Records:
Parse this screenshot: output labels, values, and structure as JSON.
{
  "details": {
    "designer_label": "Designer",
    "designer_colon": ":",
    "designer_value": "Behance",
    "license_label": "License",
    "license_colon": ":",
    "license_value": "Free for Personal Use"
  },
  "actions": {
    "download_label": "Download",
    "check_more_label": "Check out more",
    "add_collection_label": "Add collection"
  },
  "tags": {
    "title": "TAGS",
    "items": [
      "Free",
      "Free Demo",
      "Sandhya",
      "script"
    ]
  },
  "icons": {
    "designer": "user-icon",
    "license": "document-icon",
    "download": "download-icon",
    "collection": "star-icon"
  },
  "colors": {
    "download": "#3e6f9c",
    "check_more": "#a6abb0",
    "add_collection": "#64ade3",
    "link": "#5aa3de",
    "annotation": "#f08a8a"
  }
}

**SHORT TASK:** In the listing, find each line with the string "Free" and copy it.

**RESPONSE TO THIS EXERCISE:**
    "license_value": "Free for Personal Use"
      "Free",
      "Free Demo",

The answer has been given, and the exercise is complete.